[STATED EXERCISE] Quote all entries exactly, leaving pictures aside.

□ □ □ □ □

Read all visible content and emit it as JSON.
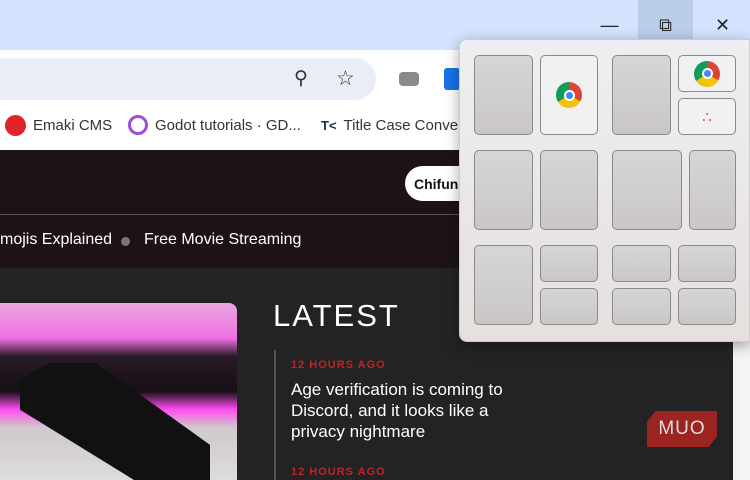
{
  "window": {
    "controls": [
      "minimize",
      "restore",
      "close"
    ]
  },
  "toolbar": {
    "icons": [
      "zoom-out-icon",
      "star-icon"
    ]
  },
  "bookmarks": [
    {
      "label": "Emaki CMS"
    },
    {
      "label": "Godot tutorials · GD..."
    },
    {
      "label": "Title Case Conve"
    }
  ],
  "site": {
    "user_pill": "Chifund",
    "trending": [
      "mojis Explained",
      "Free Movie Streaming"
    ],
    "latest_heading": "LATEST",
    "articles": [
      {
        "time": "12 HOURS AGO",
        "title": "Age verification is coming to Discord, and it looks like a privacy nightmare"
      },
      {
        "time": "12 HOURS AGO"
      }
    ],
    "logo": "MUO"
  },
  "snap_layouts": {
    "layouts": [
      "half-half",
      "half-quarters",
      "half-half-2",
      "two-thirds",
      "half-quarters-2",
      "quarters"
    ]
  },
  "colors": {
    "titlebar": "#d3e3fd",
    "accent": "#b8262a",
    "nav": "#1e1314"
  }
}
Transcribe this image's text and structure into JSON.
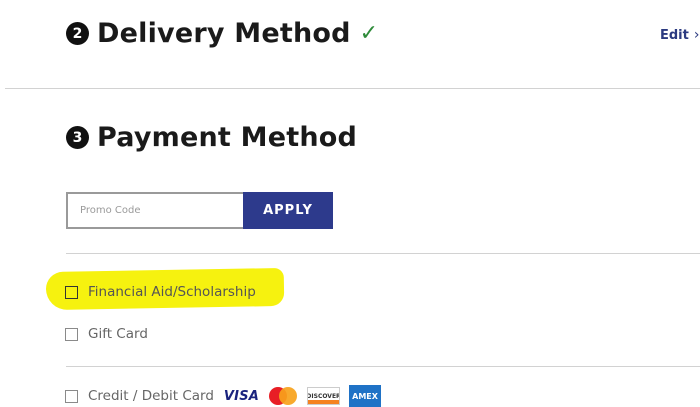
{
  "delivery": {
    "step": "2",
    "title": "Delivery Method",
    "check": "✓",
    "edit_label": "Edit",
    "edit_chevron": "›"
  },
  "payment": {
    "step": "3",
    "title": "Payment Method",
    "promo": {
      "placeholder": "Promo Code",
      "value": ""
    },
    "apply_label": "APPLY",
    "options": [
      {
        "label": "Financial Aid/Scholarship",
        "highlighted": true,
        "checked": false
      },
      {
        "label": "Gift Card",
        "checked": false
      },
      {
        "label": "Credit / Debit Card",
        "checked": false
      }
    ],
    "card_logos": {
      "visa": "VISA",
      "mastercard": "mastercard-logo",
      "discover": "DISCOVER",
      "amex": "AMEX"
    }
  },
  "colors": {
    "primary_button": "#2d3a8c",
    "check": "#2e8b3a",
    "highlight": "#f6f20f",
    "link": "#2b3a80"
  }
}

□ □ □ □ □

[WRITTEN RESPONSE]
Read all visible content and emit it as JSON.
{
  "window": {
    "controls": [
      "minimize",
      "restore",
      "close"
    ]
  },
  "toolbar": {
    "icons": [
      "zoom-out-icon",
      "star-icon"
    ]
  },
  "bookmarks": [
    {
      "label": "Emaki CMS"
    },
    {
      "label": "Godot tutorials · GD..."
    },
    {
      "label": "Title Case Conve"
    }
  ],
  "site": {
    "user_pill": "Chifund",
    "trending": [
      "mojis Explained",
      "Free Movie Streaming"
    ],
    "latest_heading": "LATEST",
    "articles": [
      {
        "time": "12 HOURS AGO",
        "title": "Age verification is coming to Discord, and it looks like a privacy nightmare"
      },
      {
        "time": "12 HOURS AGO"
      }
    ],
    "logo": "MUO"
  },
  "snap_layouts": {
    "layouts": [
      "half-half",
      "half-quarters",
      "half-half-2",
      "two-thirds",
      "half-quarters-2",
      "quarters"
    ]
  },
  "colors": {
    "titlebar": "#d3e3fd",
    "accent": "#b8262a",
    "nav": "#1e1314"
  }
}
Transcribe this image's text and structure into JSON.
{
  "delivery": {
    "step": "2",
    "title": "Delivery Method",
    "check": "✓",
    "edit_label": "Edit",
    "edit_chevron": "›"
  },
  "payment": {
    "step": "3",
    "title": "Payment Method",
    "promo": {
      "placeholder": "Promo Code",
      "value": ""
    },
    "apply_label": "APPLY",
    "options": [
      {
        "label": "Financial Aid/Scholarship",
        "highlighted": true,
        "checked": false
      },
      {
        "label": "Gift Card",
        "checked": false
      },
      {
        "label": "Credit / Debit Card",
        "checked": false
      }
    ],
    "card_logos": {
      "visa": "VISA",
      "mastercard": "mastercard-logo",
      "discover": "DISCOVER",
      "amex": "AMEX"
    }
  },
  "colors": {
    "primary_button": "#2d3a8c",
    "check": "#2e8b3a",
    "highlight": "#f6f20f",
    "link": "#2b3a80"
  }
}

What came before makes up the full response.